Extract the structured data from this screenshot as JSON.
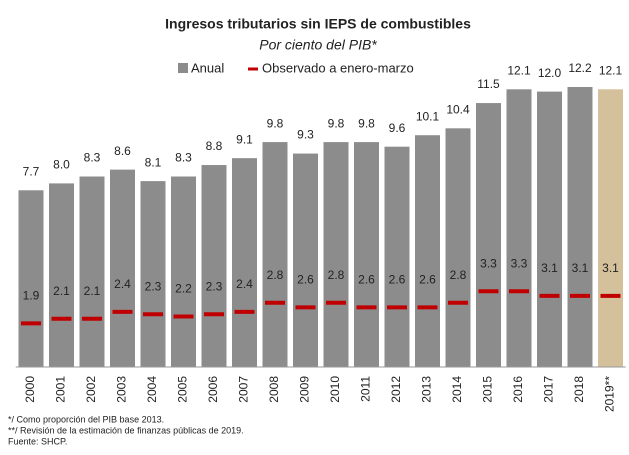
{
  "chart_data": {
    "type": "bar",
    "title": "Ingresos tributarios sin IEPS de combustibles",
    "subtitle": "Por ciento del PIB*",
    "categories": [
      "2000",
      "2001",
      "2002",
      "2003",
      "2004",
      "2005",
      "2006",
      "2007",
      "2008",
      "2009",
      "2010",
      "2011",
      "2012",
      "2013",
      "2014",
      "2015",
      "2016",
      "2017",
      "2018",
      "2019**"
    ],
    "series": [
      {
        "name": "Anual",
        "color": "#8c8c8c",
        "colors": [
          "#8c8c8c",
          "#8c8c8c",
          "#8c8c8c",
          "#8c8c8c",
          "#8c8c8c",
          "#8c8c8c",
          "#8c8c8c",
          "#8c8c8c",
          "#8c8c8c",
          "#8c8c8c",
          "#8c8c8c",
          "#8c8c8c",
          "#8c8c8c",
          "#8c8c8c",
          "#8c8c8c",
          "#8c8c8c",
          "#8c8c8c",
          "#8c8c8c",
          "#8c8c8c",
          "#d4c09a"
        ],
        "values": [
          7.7,
          8.0,
          8.3,
          8.6,
          8.1,
          8.3,
          8.8,
          9.1,
          9.8,
          9.3,
          9.8,
          9.8,
          9.6,
          10.1,
          10.4,
          11.5,
          12.1,
          12.0,
          12.2,
          12.1
        ],
        "value_labels": [
          "7.7",
          "8.0",
          "8.3",
          "8.6",
          "8.1",
          "8.3",
          "8.8",
          "9.1",
          "9.8",
          "9.3",
          "9.8",
          "9.8",
          "9.6",
          "10.1",
          "10.4",
          "11.5",
          "12.1",
          "12.0",
          "12.2",
          "12.1"
        ]
      },
      {
        "name": "Observado a enero-marzo",
        "color": "#c00000",
        "values": [
          1.9,
          2.1,
          2.1,
          2.4,
          2.3,
          2.2,
          2.3,
          2.4,
          2.8,
          2.6,
          2.8,
          2.6,
          2.6,
          2.6,
          2.8,
          3.3,
          3.3,
          3.1,
          3.1,
          3.1
        ]
      }
    ],
    "footnotes": [
      "*/ Como proporción del PIB base 2013.",
      "**/ Revisión de la estimación de finanzas públicas de 2019.",
      "Fuente: SHCP."
    ]
  }
}
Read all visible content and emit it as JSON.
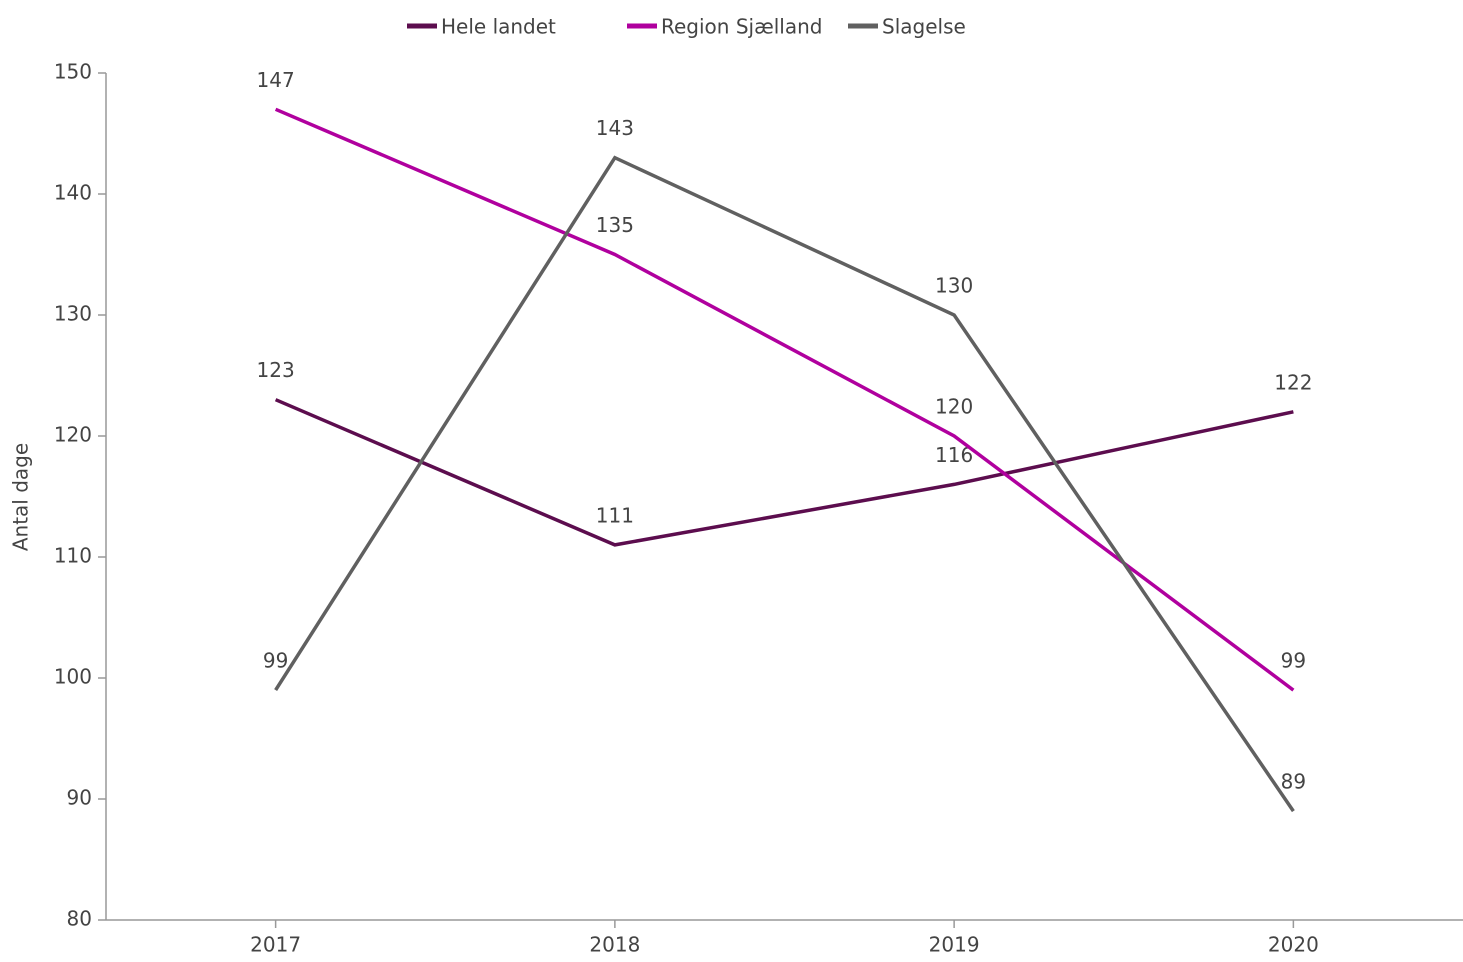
{
  "chart_data": {
    "type": "line",
    "y_label": "Antal dage",
    "categories": [
      "2017",
      "2018",
      "2019",
      "2020"
    ],
    "series": [
      {
        "name": "Hele landet",
        "color": "#5c0d4e",
        "values": [
          123,
          111,
          116,
          122
        ]
      },
      {
        "name": "Region Sjælland",
        "color": "#b0009e",
        "values": [
          147,
          135,
          120,
          99
        ]
      },
      {
        "name": "Slagelse",
        "color": "#606060",
        "values": [
          99,
          143,
          130,
          89
        ]
      }
    ],
    "ylim": [
      80,
      150
    ],
    "yticks": [
      80,
      90,
      100,
      110,
      120,
      130,
      140,
      150
    ],
    "legend": "top",
    "grid": false
  }
}
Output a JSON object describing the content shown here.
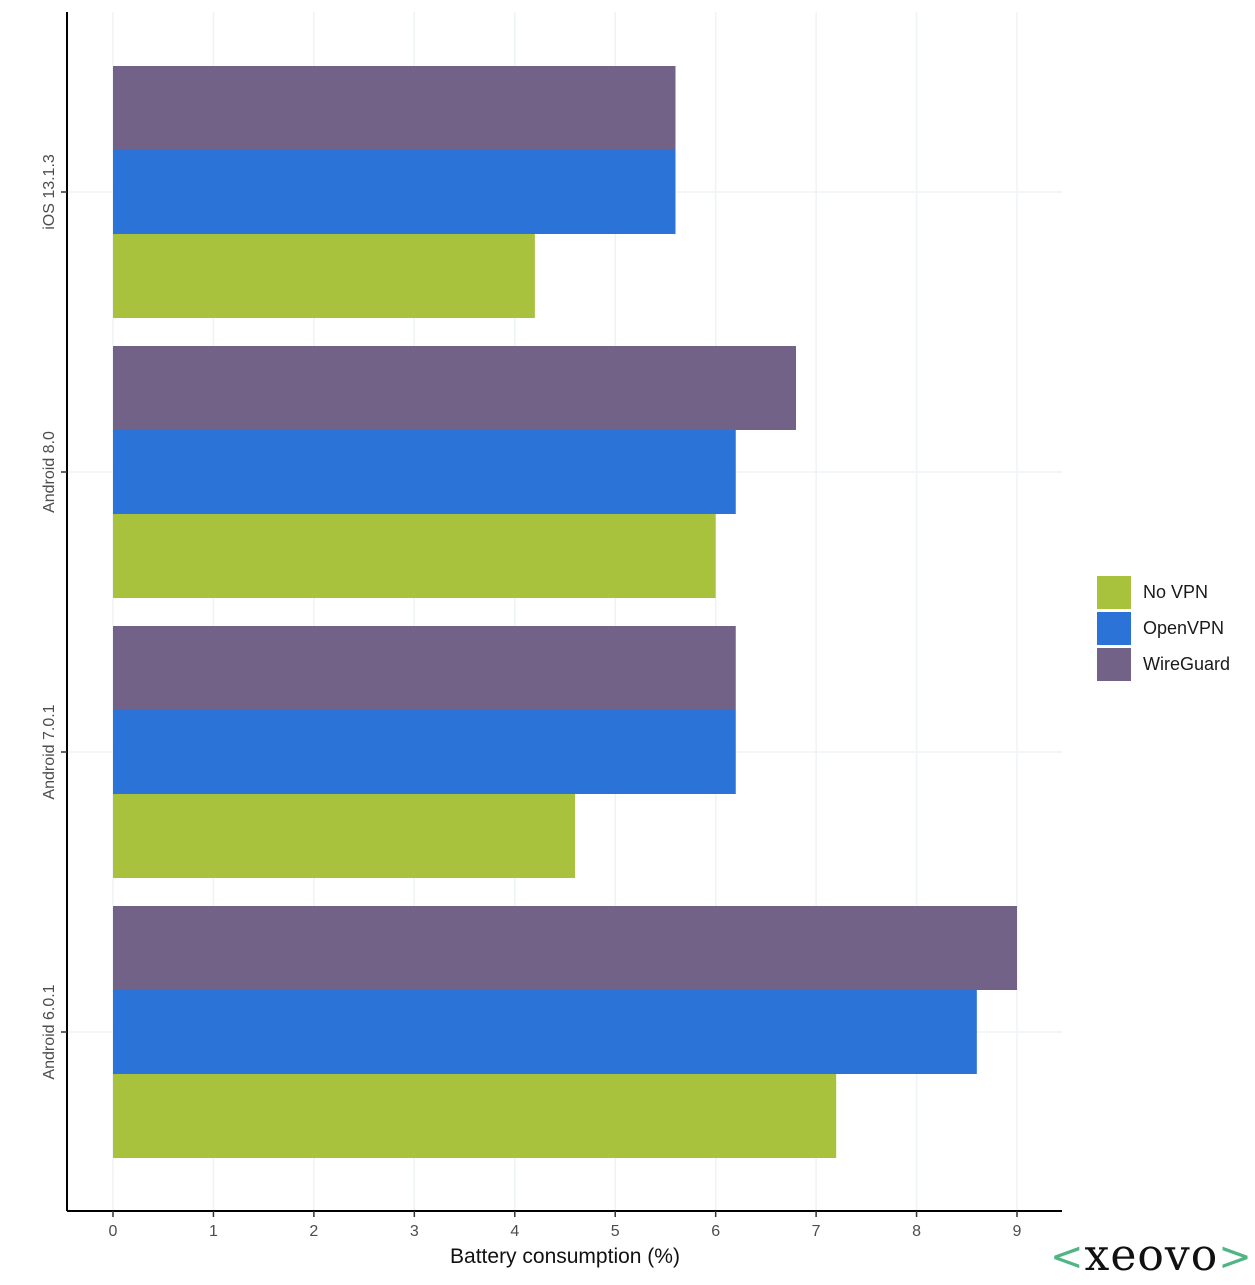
{
  "chart_data": {
    "type": "bar",
    "orientation": "horizontal",
    "categories": [
      "iOS 13.1.3",
      "Android 8.0",
      "Android 7.0.1",
      "Android 6.0.1"
    ],
    "series": [
      {
        "name": "No VPN",
        "color": "#a9c23e",
        "values": [
          4.2,
          6.0,
          4.6,
          7.2
        ]
      },
      {
        "name": "OpenVPN",
        "color": "#2b73d6",
        "values": [
          5.6,
          6.2,
          6.2,
          8.6
        ]
      },
      {
        "name": "WireGuard",
        "color": "#726287",
        "values": [
          5.6,
          6.8,
          6.2,
          9.0
        ]
      }
    ],
    "xlabel": "Battery consumption (%)",
    "ylabel": "",
    "xlim": [
      0,
      9
    ],
    "xticks": [
      "0",
      "1",
      "2",
      "3",
      "4",
      "5",
      "6",
      "7",
      "8",
      "9"
    ],
    "grid": true,
    "legend_position": "right"
  },
  "legend": {
    "items": [
      {
        "label": "No VPN",
        "color": "#a9c23e"
      },
      {
        "label": "OpenVPN",
        "color": "#2b73d6"
      },
      {
        "label": "WireGuard",
        "color": "#726287"
      }
    ]
  },
  "brand": {
    "left": "<",
    "name": "xeovo",
    "right": ">"
  }
}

» **Instructions for the task**
What is the number of lines in the records that contain the word "name"? Answer with the number and nothing else.

» **Expected output**
9